== TASK DATA ==

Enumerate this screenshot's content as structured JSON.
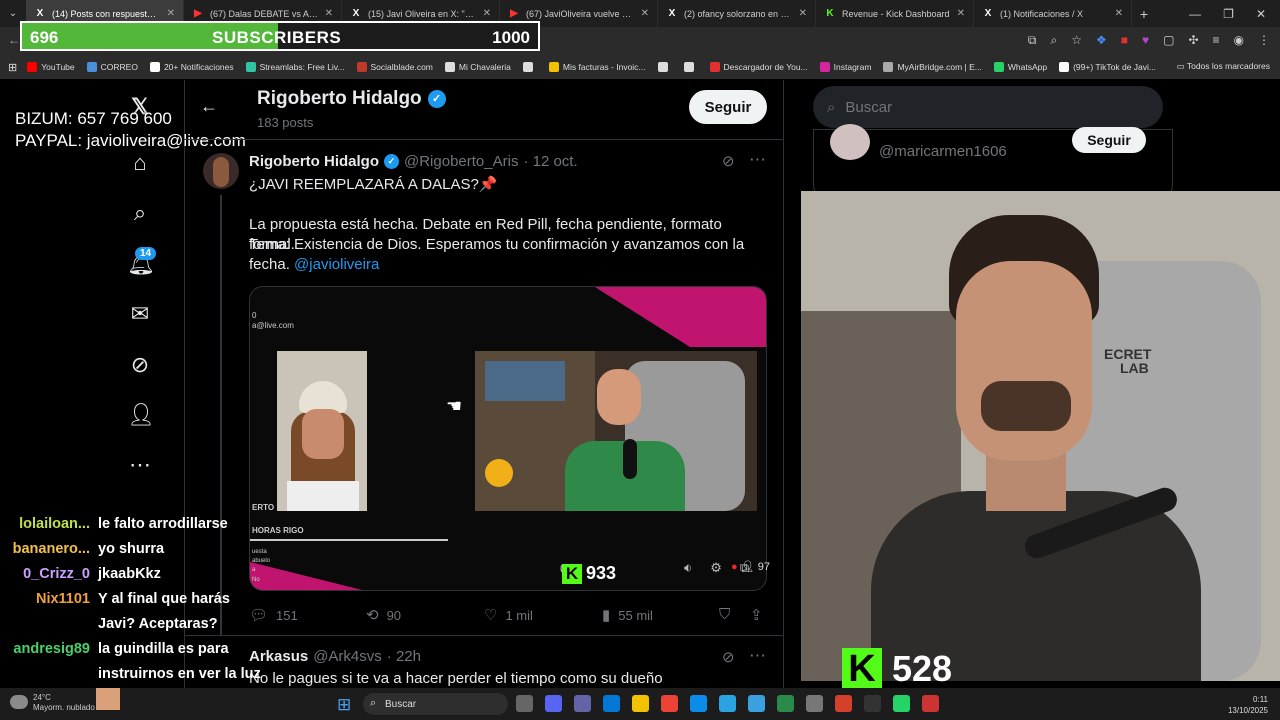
{
  "browser": {
    "tabs": [
      {
        "icon": "X",
        "label": "(14) Posts con respuestas de",
        "active": true
      },
      {
        "icon": "▶",
        "label": "(67) Dalas DEBATE vs Aleluyo h",
        "active": false
      },
      {
        "icon": "X",
        "label": "(15) Javi Oliveira en X: \"Delox s",
        "active": false
      },
      {
        "icon": "▶",
        "label": "(67) JaviOliveira vuelve a atacar",
        "active": false
      },
      {
        "icon": "X",
        "label": "(2) ofancy solorzano en X: \"Gui",
        "active": false
      },
      {
        "icon": "K",
        "label": "Revenue - Kick Dashboard",
        "active": false
      },
      {
        "icon": "X",
        "label": "(1) Notificaciones / X",
        "active": false
      }
    ],
    "new_tab": "+",
    "bookmarks": [
      {
        "label": "YouTube",
        "color": "#ff0000"
      },
      {
        "label": "CORREO",
        "color": "#4a90d9"
      },
      {
        "label": "20+ Notificaciones",
        "color": "#ffffff"
      },
      {
        "label": "Streamlabs: Free Liv...",
        "color": "#31c3a2"
      },
      {
        "label": "Socialblade.com",
        "color": "#c0392b"
      },
      {
        "label": "Mi Chavaleria",
        "color": "#dddddd"
      },
      {
        "label": "",
        "color": "#dddddd"
      },
      {
        "label": "Mis facturas - Invoic...",
        "color": "#f2c200"
      },
      {
        "label": "",
        "color": "#dddddd"
      },
      {
        "label": "",
        "color": "#dddddd"
      },
      {
        "label": "Descargador de You...",
        "color": "#e03030"
      },
      {
        "label": "Instagram",
        "color": "#d6249f"
      },
      {
        "label": "MyAirBridge.com | E...",
        "color": "#aaaaaa"
      },
      {
        "label": "WhatsApp",
        "color": "#25d366"
      },
      {
        "label": "(99+) TikTok de Javi...",
        "color": "#ffffff"
      }
    ],
    "all_bookmarks": "Todos los marcadores"
  },
  "overlay": {
    "subscribers_count": "696",
    "subscribers_label": "SUBSCRIBERS",
    "subscribers_goal": "1000",
    "subscribers_progress": 0.696,
    "donate_line1": "BIZUM: 657 769 600",
    "donate_line2": "PAYPAL: javioliveira@live.com",
    "kick_count_small": "933",
    "kick_count_large": "528",
    "kick_icon": "K",
    "kick_color": "#53fc18"
  },
  "nav": {
    "notifications_badge": "14"
  },
  "profile": {
    "name": "Rigoberto Hidalgo",
    "posts": "183 posts",
    "follow_label": "Seguir"
  },
  "tweet": {
    "name": "Rigoberto Hidalgo",
    "handle": "@Rigoberto_Aris",
    "date": "· 12 oct.",
    "line1": "¿JAVI REEMPLAZARÁ A DALAS?📌",
    "line2": "La propuesta está hecha. Debate en Red Pill, fecha pendiente, formato formal.",
    "line3": "Tema: Existencia de Dios. Esperamos tu confirmación y avanzamos con la",
    "line4_text": "fecha.",
    "line4_mention": "@javioliveira",
    "media_email": "a@live.com",
    "media_top_small": "0",
    "media_side1": "ERTO",
    "media_side2": "HORAS RIGO",
    "media_side3": "uesta",
    "media_side4": "abuelo",
    "media_side5": "a",
    "media_side6": "No",
    "video_time": "0:2",
    "video_viewers": "97",
    "replies": "151",
    "reposts": "90",
    "likes": "1 mil",
    "views": "55 mil"
  },
  "reply": {
    "name": "Arkasus",
    "handle": "@Ark4svs",
    "date": "· 22h",
    "text": "No le pagues si te va a hacer perder el tiempo como su dueño"
  },
  "sidebar": {
    "search_placeholder": "Buscar",
    "suggest_handle": "@maricarmen1606",
    "suggest_follow": "Seguir"
  },
  "webcam": {
    "brand_line1": "ECRET",
    "brand_line2": "LAB"
  },
  "chat": [
    {
      "user": "lolailoan...",
      "text": "le falto arrodillarse",
      "color": "#bfe04a"
    },
    {
      "user": "bananero...",
      "text": "yo shurra",
      "color": "#f2c14a"
    },
    {
      "user": "0_Crizz_0",
      "text": "jkaabKkz",
      "color": "#c9a0ff"
    },
    {
      "user": "Nix1101",
      "text": "Y al final que harás",
      "color": "#f2a03a"
    },
    {
      "user": "",
      "text": "Javi? Aceptaras?",
      "color": "#f2a03a"
    },
    {
      "user": "andresig89",
      "text": "la guindilla es para",
      "color": "#4ad06a"
    },
    {
      "user": "",
      "text": "instruirnos en ver la luz",
      "color": "#4ad06a"
    }
  ],
  "taskbar": {
    "temp": "24°C",
    "weather": "Mayorm. nublado",
    "search": "Buscar",
    "time": "0:11",
    "date": "13/10/2025"
  }
}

===

## REQUIREMENT
The records above must be echoed exactly, minus their pictures.

## FINAL RESULT
Enumerate this screenshot's content as structured JSON.
{
  "browser": {
    "tabs": [
      {
        "icon": "X",
        "label": "(14) Posts con respuestas de",
        "active": true
      },
      {
        "icon": "▶",
        "label": "(67) Dalas DEBATE vs Aleluyo h",
        "active": false
      },
      {
        "icon": "X",
        "label": "(15) Javi Oliveira en X: \"Delox s",
        "active": false
      },
      {
        "icon": "▶",
        "label": "(67) JaviOliveira vuelve a atacar",
        "active": false
      },
      {
        "icon": "X",
        "label": "(2) ofancy solorzano en X: \"Gui",
        "active": false
      },
      {
        "icon": "K",
        "label": "Revenue - Kick Dashboard",
        "active": false
      },
      {
        "icon": "X",
        "label": "(1) Notificaciones / X",
        "active": false
      }
    ],
    "new_tab": "+",
    "bookmarks": [
      {
        "label": "YouTube",
        "color": "#ff0000"
      },
      {
        "label": "CORREO",
        "color": "#4a90d9"
      },
      {
        "label": "20+ Notificaciones",
        "color": "#ffffff"
      },
      {
        "label": "Streamlabs: Free Liv...",
        "color": "#31c3a2"
      },
      {
        "label": "Socialblade.com",
        "color": "#c0392b"
      },
      {
        "label": "Mi Chavaleria",
        "color": "#dddddd"
      },
      {
        "label": "",
        "color": "#dddddd"
      },
      {
        "label": "Mis facturas - Invoic...",
        "color": "#f2c200"
      },
      {
        "label": "",
        "color": "#dddddd"
      },
      {
        "label": "",
        "color": "#dddddd"
      },
      {
        "label": "Descargador de You...",
        "color": "#e03030"
      },
      {
        "label": "Instagram",
        "color": "#d6249f"
      },
      {
        "label": "MyAirBridge.com | E...",
        "color": "#aaaaaa"
      },
      {
        "label": "WhatsApp",
        "color": "#25d366"
      },
      {
        "label": "(99+) TikTok de Javi...",
        "color": "#ffffff"
      }
    ],
    "all_bookmarks": "Todos los marcadores"
  },
  "overlay": {
    "subscribers_count": "696",
    "subscribers_label": "SUBSCRIBERS",
    "subscribers_goal": "1000",
    "subscribers_progress": 0.696,
    "donate_line1": "BIZUM: 657 769 600",
    "donate_line2": "PAYPAL: javioliveira@live.com",
    "kick_count_small": "933",
    "kick_count_large": "528",
    "kick_icon": "K",
    "kick_color": "#53fc18"
  },
  "nav": {
    "notifications_badge": "14"
  },
  "profile": {
    "name": "Rigoberto Hidalgo",
    "posts": "183 posts",
    "follow_label": "Seguir"
  },
  "tweet": {
    "name": "Rigoberto Hidalgo",
    "handle": "@Rigoberto_Aris",
    "date": "· 12 oct.",
    "line1": "¿JAVI REEMPLAZARÁ A DALAS?📌",
    "line2": "La propuesta está hecha. Debate en Red Pill, fecha pendiente, formato formal.",
    "line3": "Tema: Existencia de Dios. Esperamos tu confirmación y avanzamos con la",
    "line4_text": "fecha.",
    "line4_mention": "@javioliveira",
    "media_email": "a@live.com",
    "media_top_small": "0",
    "media_side1": "ERTO",
    "media_side2": "HORAS RIGO",
    "media_side3": "uesta",
    "media_side4": "abuelo",
    "media_side5": "a",
    "media_side6": "No",
    "video_time": "0:2",
    "video_viewers": "97",
    "replies": "151",
    "reposts": "90",
    "likes": "1 mil",
    "views": "55 mil"
  },
  "reply": {
    "name": "Arkasus",
    "handle": "@Ark4svs",
    "date": "· 22h",
    "text": "No le pagues si te va a hacer perder el tiempo como su dueño"
  },
  "sidebar": {
    "search_placeholder": "Buscar",
    "suggest_handle": "@maricarmen1606",
    "suggest_follow": "Seguir"
  },
  "webcam": {
    "brand_line1": "ECRET",
    "brand_line2": "LAB"
  },
  "chat": [
    {
      "user": "lolailoan...",
      "text": "le falto arrodillarse",
      "color": "#bfe04a"
    },
    {
      "user": "bananero...",
      "text": "yo shurra",
      "color": "#f2c14a"
    },
    {
      "user": "0_Crizz_0",
      "text": "jkaabKkz",
      "color": "#c9a0ff"
    },
    {
      "user": "Nix1101",
      "text": "Y al final que harás",
      "color": "#f2a03a"
    },
    {
      "user": "",
      "text": "Javi? Aceptaras?",
      "color": "#f2a03a"
    },
    {
      "user": "andresig89",
      "text": "la guindilla es para",
      "color": "#4ad06a"
    },
    {
      "user": "",
      "text": "instruirnos en ver la luz",
      "color": "#4ad06a"
    }
  ],
  "taskbar": {
    "temp": "24°C",
    "weather": "Mayorm. nublado",
    "search": "Buscar",
    "time": "0:11",
    "date": "13/10/2025"
  }
}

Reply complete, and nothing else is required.